▼

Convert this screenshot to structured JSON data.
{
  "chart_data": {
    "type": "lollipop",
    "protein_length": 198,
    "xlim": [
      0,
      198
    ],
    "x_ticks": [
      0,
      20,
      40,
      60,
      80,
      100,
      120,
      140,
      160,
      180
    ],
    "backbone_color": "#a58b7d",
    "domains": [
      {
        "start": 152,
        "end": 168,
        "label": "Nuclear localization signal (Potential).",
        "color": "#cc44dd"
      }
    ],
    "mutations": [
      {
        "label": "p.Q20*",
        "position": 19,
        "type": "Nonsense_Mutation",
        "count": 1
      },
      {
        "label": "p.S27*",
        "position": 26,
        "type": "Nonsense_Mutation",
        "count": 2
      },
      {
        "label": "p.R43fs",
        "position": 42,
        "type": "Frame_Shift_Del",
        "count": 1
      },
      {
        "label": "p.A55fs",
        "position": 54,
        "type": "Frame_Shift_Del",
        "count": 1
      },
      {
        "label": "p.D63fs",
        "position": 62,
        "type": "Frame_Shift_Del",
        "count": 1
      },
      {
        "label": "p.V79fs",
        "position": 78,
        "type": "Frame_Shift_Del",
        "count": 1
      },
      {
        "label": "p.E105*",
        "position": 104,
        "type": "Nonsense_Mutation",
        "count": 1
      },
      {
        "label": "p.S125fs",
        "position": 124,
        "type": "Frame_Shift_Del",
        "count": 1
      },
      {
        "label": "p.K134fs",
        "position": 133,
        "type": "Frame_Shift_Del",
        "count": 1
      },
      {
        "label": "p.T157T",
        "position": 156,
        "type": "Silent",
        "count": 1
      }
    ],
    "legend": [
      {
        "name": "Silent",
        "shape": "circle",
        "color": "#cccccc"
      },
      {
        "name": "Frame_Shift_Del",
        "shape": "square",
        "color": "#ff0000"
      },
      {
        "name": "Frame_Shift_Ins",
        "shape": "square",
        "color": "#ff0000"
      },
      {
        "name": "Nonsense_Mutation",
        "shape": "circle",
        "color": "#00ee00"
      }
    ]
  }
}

▲

WHAT NEEDS TO BE DONE
Search the records for the word "name" and copy out every line that holds it.

ANSWER SPACE
        "name": "Silent",
        "name": "Frame_Shift_Del",
        "name": "Frame_Shift_Ins",
        "name": "Nonsense_Mutation",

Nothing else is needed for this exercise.